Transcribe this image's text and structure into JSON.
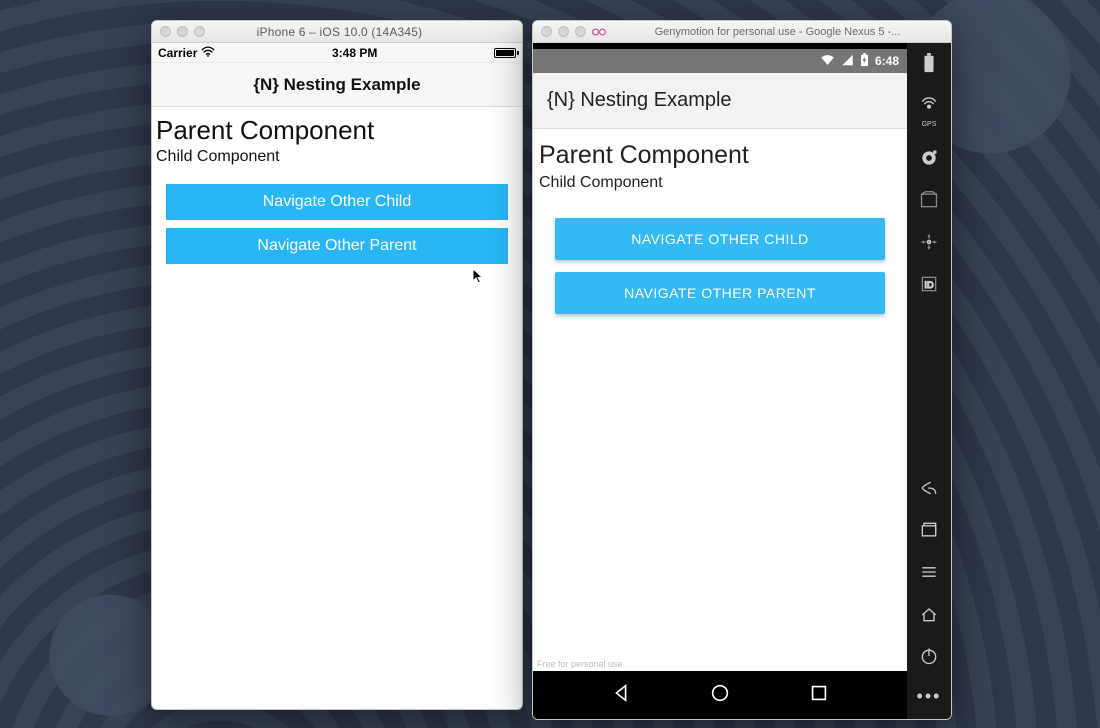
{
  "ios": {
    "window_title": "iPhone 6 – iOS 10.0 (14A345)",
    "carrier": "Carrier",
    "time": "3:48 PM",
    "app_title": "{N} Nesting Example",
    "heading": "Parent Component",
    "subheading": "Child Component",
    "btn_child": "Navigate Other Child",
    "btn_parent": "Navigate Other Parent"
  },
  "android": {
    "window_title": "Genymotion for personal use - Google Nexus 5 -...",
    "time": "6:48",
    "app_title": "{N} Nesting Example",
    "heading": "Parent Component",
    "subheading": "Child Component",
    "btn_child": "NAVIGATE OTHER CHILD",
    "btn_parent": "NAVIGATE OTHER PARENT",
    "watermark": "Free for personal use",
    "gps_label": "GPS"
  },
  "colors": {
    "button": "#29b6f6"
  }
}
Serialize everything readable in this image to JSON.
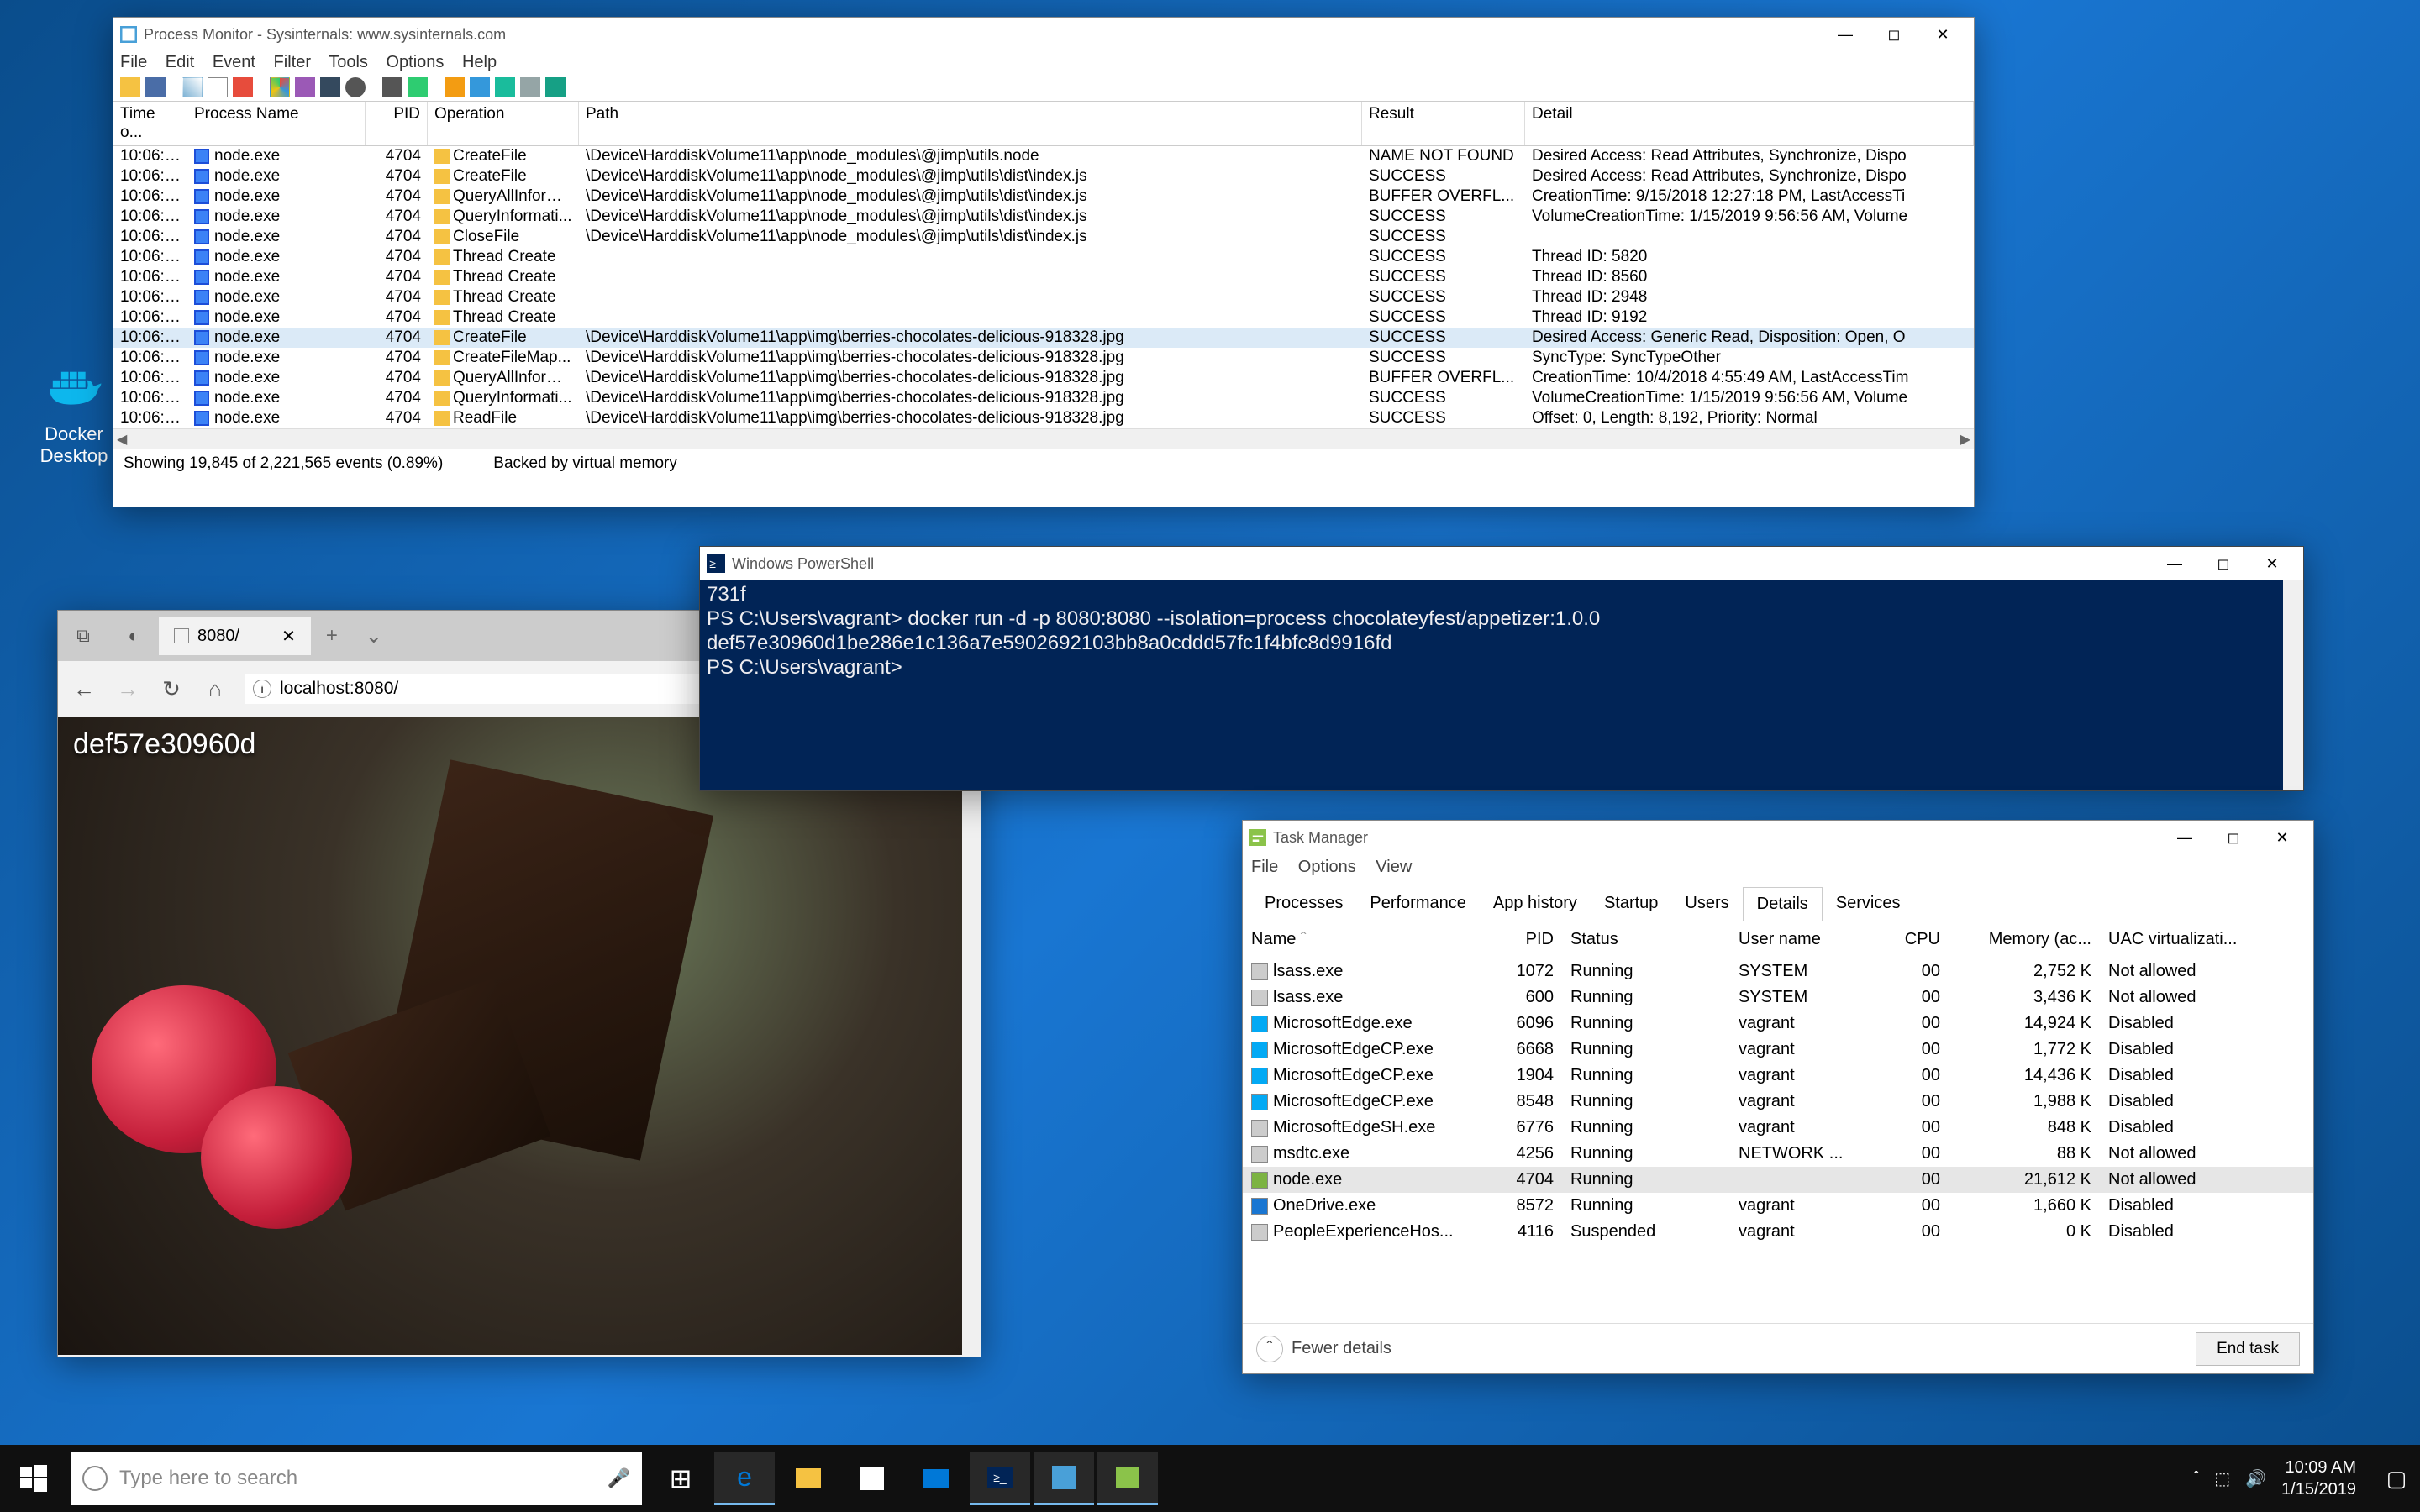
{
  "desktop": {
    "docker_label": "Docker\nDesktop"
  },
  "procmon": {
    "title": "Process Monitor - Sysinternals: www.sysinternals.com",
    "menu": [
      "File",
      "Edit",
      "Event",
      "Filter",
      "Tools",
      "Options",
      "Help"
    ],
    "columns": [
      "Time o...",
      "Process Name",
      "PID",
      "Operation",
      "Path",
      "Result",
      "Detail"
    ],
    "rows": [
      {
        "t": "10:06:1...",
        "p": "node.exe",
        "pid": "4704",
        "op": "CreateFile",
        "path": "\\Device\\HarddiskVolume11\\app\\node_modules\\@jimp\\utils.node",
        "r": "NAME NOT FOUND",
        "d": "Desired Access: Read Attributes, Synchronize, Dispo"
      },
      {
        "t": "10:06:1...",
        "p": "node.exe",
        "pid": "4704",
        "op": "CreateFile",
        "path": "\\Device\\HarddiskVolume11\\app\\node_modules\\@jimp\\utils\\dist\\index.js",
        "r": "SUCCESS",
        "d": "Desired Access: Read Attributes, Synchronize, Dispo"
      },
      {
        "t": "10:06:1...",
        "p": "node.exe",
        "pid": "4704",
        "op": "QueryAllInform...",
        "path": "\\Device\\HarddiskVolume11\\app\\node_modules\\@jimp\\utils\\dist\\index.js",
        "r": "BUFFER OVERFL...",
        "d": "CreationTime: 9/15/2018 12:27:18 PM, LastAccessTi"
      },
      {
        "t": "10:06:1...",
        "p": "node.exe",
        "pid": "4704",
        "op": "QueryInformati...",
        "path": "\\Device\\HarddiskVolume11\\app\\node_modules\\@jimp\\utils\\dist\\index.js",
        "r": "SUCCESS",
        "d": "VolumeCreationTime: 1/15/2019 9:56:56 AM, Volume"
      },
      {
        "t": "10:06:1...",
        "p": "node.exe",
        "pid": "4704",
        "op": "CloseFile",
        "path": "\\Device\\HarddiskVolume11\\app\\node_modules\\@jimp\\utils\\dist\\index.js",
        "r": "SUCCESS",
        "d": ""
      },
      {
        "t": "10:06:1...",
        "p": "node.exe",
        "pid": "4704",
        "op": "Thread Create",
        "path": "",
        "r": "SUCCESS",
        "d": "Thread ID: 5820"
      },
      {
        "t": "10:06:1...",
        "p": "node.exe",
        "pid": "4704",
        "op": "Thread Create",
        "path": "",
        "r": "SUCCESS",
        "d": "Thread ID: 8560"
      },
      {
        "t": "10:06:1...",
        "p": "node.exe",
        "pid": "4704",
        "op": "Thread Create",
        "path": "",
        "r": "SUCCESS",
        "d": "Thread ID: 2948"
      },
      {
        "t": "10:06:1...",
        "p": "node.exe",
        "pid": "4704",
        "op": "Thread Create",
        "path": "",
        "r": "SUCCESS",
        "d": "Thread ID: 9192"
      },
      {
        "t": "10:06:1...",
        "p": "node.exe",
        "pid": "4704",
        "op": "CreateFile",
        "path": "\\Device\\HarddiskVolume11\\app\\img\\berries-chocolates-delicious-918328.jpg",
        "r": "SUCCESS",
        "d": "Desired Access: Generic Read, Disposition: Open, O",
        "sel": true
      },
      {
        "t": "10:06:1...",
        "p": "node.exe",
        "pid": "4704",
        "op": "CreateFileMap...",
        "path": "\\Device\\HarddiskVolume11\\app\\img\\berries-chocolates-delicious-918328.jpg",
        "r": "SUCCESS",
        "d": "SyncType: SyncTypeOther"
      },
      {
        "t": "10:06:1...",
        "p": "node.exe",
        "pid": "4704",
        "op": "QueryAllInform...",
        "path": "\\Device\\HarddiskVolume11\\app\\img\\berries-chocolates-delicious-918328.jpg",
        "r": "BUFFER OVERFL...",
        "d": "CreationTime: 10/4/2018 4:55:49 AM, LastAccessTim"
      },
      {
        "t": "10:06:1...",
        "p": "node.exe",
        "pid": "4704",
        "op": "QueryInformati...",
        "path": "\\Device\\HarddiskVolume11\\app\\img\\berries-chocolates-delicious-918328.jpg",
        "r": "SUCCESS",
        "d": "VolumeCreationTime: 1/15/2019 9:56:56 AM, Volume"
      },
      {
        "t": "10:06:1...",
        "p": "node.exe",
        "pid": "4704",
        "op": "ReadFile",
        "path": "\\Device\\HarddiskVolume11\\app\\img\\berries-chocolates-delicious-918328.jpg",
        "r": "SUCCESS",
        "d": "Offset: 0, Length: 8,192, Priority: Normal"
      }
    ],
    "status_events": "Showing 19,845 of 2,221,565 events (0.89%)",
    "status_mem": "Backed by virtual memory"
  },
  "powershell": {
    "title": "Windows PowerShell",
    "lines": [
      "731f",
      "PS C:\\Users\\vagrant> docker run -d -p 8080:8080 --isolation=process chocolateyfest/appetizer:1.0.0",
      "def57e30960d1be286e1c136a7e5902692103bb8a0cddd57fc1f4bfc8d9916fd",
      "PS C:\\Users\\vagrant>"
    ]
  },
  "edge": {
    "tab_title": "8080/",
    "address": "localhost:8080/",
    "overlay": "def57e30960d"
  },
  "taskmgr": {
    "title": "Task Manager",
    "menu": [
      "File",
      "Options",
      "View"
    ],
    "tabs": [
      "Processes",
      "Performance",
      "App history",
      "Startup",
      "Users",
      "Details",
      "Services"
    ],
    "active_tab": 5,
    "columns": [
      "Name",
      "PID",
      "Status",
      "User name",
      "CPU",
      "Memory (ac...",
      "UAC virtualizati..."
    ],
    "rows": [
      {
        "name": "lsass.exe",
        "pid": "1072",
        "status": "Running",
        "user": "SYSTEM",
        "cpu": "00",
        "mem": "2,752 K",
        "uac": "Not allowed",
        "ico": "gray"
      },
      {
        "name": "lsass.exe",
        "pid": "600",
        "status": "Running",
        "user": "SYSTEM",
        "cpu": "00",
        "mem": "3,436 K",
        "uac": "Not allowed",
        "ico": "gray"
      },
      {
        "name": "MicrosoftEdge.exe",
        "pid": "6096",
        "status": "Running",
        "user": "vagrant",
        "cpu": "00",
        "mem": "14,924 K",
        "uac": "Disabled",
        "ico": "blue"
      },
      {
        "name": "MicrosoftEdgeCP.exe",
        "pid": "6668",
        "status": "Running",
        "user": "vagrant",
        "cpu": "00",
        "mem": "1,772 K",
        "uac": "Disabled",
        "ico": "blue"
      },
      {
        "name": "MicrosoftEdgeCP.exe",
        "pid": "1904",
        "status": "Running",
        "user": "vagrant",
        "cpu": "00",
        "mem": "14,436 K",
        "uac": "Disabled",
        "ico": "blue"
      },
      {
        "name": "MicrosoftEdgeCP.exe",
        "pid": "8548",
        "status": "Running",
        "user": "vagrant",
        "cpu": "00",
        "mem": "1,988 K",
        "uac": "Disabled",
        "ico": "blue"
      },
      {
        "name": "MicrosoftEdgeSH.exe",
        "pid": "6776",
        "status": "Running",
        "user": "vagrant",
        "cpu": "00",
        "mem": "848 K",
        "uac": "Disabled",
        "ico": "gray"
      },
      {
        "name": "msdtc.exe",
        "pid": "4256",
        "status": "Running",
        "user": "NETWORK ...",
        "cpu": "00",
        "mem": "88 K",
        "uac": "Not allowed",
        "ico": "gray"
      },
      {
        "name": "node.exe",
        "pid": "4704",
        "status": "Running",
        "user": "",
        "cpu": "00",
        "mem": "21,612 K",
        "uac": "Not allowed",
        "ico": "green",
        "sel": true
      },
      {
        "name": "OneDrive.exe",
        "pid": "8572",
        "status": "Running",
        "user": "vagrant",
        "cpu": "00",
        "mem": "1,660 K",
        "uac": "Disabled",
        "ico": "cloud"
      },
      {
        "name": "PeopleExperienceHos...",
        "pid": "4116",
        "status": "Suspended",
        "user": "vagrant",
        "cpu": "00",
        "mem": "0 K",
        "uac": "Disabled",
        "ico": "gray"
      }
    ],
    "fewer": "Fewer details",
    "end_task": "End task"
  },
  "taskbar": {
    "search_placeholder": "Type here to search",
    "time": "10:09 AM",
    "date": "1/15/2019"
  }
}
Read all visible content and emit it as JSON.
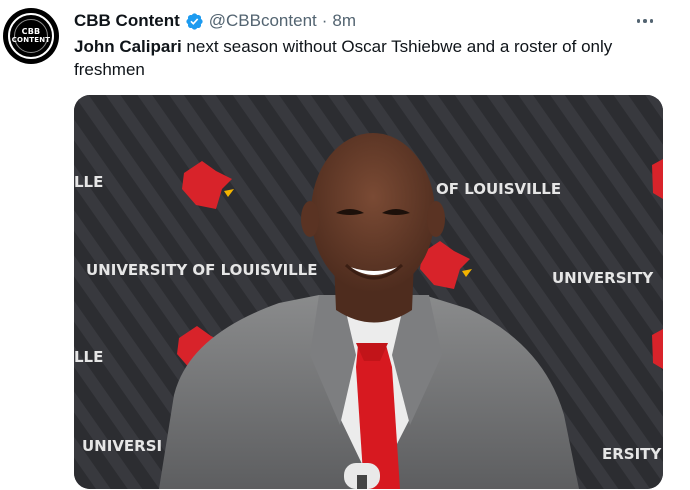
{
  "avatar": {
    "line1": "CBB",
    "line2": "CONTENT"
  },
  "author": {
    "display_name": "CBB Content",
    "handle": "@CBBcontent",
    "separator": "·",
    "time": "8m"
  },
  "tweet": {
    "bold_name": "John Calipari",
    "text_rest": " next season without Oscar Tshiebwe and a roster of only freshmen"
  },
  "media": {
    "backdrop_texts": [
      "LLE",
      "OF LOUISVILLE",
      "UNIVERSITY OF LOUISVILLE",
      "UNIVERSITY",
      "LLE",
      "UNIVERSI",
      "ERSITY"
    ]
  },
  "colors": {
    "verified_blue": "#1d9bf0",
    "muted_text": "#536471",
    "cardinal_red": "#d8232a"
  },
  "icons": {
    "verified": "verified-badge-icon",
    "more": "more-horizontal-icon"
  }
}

THE REQUEST - The pictures stay out; repeat exactly the lines from the one with "Read all visible content and emit it as JSON." to the end of the entries above, and nothing else.

FULL RESPONSE -
Read all visible content and emit it as JSON.
{
  "avatar": {
    "line1": "CBB",
    "line2": "CONTENT"
  },
  "author": {
    "display_name": "CBB Content",
    "handle": "@CBBcontent",
    "separator": "·",
    "time": "8m"
  },
  "tweet": {
    "bold_name": "John Calipari",
    "text_rest": " next season without Oscar Tshiebwe and a roster of only freshmen"
  },
  "media": {
    "backdrop_texts": [
      "LLE",
      "OF LOUISVILLE",
      "UNIVERSITY OF LOUISVILLE",
      "UNIVERSITY",
      "LLE",
      "UNIVERSI",
      "ERSITY"
    ]
  },
  "colors": {
    "verified_blue": "#1d9bf0",
    "muted_text": "#536471",
    "cardinal_red": "#d8232a"
  },
  "icons": {
    "verified": "verified-badge-icon",
    "more": "more-horizontal-icon"
  }
}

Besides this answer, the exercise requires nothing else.